### [Problem]
State how many lines hold the string "inflation". Give the number and nothing else.

====== Input for this task

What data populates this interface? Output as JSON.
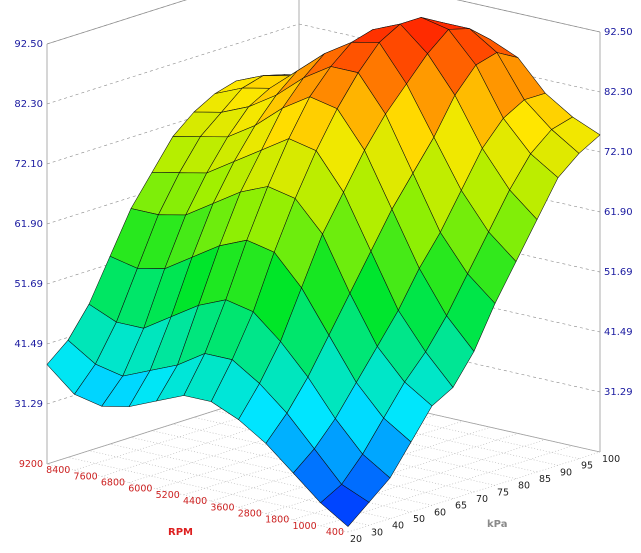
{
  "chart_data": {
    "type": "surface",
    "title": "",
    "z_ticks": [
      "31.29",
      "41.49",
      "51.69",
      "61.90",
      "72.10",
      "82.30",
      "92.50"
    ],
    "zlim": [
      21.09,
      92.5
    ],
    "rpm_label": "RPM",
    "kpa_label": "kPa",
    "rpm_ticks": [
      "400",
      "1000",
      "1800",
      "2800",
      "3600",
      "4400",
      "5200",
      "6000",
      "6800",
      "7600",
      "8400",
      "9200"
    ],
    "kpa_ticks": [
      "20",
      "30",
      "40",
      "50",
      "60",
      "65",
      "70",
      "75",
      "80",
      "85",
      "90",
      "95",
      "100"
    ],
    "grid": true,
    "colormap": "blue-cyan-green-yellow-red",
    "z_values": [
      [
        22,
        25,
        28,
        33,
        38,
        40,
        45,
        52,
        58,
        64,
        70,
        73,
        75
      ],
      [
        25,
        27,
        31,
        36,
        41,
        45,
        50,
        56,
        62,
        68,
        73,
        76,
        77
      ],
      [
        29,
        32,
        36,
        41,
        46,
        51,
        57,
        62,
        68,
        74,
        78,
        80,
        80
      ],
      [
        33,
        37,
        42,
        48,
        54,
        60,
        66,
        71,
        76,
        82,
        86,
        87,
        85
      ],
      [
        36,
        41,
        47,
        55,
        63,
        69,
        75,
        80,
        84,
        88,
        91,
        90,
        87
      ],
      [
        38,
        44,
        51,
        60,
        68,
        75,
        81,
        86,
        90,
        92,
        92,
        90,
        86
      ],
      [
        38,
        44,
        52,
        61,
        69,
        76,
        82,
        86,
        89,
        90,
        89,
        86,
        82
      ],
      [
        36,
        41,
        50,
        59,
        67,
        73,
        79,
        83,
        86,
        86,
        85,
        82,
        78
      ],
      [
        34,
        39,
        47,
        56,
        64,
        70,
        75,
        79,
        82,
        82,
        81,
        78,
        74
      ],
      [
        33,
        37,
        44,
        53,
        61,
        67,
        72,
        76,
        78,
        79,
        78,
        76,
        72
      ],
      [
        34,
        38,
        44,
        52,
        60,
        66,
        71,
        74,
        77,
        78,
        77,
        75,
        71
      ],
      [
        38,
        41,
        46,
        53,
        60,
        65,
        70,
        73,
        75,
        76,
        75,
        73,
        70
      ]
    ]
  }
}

============
====== Input for this task

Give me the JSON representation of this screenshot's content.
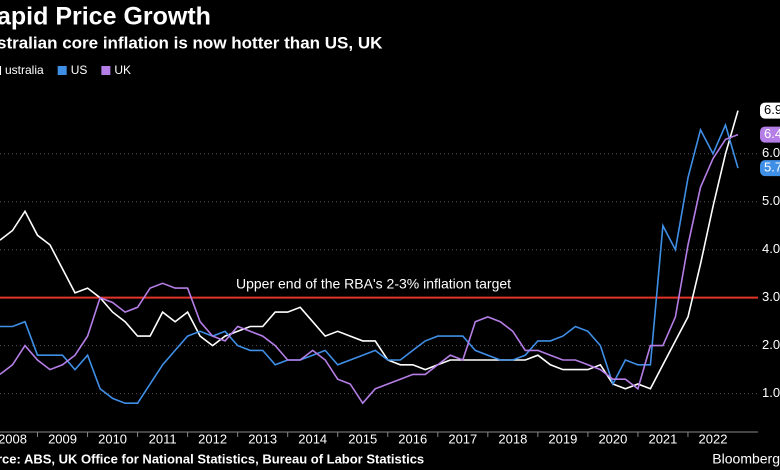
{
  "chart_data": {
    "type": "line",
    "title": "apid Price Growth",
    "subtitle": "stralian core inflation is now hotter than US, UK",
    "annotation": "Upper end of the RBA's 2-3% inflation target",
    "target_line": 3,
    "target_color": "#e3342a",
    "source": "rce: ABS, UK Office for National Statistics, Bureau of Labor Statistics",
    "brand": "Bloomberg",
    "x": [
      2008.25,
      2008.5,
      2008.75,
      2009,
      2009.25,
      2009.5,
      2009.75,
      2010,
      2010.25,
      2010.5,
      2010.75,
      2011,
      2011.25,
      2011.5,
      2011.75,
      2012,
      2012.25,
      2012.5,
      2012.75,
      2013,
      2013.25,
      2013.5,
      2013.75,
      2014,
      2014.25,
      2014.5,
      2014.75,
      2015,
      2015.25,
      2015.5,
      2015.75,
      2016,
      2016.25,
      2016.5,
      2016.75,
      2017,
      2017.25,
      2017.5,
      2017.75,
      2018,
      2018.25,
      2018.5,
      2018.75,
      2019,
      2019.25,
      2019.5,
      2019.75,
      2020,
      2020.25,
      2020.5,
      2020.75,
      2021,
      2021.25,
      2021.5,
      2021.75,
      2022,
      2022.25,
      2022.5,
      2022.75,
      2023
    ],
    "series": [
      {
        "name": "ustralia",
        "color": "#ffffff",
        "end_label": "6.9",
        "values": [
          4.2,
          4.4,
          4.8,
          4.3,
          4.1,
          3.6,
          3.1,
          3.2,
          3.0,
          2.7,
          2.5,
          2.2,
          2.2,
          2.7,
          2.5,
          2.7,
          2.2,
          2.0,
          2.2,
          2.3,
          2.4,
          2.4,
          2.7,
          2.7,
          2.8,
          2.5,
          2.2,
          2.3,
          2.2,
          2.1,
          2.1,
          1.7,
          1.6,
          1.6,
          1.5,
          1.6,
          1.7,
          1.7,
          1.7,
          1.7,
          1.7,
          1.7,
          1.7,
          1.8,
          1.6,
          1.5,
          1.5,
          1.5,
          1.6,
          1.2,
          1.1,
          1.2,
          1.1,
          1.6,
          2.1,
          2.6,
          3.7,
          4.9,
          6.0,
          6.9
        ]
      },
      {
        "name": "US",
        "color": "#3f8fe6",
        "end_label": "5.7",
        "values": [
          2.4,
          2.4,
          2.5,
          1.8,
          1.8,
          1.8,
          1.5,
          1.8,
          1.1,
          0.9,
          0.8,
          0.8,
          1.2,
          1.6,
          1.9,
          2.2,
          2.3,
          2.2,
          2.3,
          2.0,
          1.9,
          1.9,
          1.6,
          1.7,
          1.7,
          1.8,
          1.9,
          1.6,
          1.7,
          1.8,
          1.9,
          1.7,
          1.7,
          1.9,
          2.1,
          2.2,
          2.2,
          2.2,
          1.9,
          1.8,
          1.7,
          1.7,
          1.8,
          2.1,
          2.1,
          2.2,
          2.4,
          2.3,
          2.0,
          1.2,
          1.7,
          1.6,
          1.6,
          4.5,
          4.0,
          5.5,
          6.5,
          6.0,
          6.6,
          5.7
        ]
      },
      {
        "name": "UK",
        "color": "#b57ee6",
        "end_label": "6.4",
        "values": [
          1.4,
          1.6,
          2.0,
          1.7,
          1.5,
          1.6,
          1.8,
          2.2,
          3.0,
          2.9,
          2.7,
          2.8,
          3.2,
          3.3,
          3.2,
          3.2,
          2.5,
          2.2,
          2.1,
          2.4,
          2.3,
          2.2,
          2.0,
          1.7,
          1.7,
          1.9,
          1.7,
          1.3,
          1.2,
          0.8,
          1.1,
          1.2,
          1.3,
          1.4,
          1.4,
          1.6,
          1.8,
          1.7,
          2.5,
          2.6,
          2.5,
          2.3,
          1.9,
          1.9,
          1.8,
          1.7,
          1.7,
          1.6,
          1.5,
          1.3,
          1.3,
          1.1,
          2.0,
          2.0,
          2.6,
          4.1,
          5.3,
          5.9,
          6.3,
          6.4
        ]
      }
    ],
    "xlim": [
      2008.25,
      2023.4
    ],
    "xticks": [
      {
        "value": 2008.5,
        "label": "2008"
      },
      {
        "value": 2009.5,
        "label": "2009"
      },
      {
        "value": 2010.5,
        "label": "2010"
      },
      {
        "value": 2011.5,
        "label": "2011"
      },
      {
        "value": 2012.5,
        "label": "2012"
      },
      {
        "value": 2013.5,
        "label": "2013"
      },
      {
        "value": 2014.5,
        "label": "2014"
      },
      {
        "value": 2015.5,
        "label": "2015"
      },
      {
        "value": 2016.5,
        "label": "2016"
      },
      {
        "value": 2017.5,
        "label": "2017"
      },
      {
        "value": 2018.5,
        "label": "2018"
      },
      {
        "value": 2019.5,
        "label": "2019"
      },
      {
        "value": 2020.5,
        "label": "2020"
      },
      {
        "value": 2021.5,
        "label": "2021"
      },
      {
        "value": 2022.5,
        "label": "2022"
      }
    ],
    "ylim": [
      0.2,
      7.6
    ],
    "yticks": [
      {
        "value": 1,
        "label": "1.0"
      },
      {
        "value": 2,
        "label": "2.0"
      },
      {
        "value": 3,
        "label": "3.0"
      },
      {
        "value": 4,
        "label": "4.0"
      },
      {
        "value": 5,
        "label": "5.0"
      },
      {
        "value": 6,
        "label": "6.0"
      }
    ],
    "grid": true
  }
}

============

### [Response for this exercise]
2